[start of Material]
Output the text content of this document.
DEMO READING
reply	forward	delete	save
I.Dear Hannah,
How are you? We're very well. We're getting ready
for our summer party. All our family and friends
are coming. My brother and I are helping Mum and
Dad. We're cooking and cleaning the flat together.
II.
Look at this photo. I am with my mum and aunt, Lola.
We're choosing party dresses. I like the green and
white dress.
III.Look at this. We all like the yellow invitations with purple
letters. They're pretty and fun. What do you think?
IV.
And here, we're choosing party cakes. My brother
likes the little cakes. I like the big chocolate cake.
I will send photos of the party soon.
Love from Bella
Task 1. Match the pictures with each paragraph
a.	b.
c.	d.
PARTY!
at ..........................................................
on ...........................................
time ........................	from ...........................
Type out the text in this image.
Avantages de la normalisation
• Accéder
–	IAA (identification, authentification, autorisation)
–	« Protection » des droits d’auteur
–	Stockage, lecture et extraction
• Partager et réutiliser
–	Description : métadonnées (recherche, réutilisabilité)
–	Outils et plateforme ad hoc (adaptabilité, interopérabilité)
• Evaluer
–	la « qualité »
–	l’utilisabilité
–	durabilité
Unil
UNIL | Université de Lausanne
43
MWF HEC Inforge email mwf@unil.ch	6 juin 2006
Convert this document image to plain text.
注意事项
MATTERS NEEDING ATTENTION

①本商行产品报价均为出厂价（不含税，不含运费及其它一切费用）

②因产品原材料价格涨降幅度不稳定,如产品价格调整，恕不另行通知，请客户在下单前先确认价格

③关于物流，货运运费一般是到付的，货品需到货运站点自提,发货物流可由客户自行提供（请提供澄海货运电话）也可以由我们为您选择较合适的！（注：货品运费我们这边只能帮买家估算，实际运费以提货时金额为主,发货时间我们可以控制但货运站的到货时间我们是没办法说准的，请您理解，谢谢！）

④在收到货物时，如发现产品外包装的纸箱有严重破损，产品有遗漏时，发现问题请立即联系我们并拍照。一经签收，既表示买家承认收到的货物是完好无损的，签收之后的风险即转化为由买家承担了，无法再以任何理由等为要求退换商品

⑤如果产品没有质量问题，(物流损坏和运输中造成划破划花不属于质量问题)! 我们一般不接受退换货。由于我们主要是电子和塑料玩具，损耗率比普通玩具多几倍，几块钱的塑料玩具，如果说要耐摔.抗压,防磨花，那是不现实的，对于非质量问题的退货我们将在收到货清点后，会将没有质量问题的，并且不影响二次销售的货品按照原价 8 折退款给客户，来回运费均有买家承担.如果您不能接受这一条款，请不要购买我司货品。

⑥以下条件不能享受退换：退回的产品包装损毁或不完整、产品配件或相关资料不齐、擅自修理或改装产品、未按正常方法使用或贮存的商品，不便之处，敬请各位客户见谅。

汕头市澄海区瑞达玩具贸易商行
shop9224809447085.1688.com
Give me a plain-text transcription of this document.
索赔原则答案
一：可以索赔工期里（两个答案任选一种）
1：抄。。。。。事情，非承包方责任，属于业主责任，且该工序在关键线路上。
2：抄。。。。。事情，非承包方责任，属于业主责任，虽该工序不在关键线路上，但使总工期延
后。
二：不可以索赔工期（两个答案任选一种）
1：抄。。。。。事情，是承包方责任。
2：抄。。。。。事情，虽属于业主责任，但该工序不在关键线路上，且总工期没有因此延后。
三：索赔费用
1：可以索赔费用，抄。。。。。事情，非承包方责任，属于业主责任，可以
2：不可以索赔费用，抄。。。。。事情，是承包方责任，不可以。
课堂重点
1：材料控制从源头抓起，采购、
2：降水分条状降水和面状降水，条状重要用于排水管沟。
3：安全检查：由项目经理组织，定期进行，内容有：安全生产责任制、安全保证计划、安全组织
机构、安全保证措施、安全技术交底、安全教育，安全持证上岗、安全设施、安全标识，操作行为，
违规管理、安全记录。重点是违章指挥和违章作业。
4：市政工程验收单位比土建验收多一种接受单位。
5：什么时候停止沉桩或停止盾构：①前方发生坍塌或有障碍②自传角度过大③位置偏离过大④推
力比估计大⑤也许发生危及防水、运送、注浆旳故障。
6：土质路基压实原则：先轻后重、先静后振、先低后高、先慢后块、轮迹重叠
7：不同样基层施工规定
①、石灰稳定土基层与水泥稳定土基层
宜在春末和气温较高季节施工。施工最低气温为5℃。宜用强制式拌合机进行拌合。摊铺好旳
[end of Material]
Calculate how many lines of the material include the string "image", and state that number by itself.

**Task result:** 2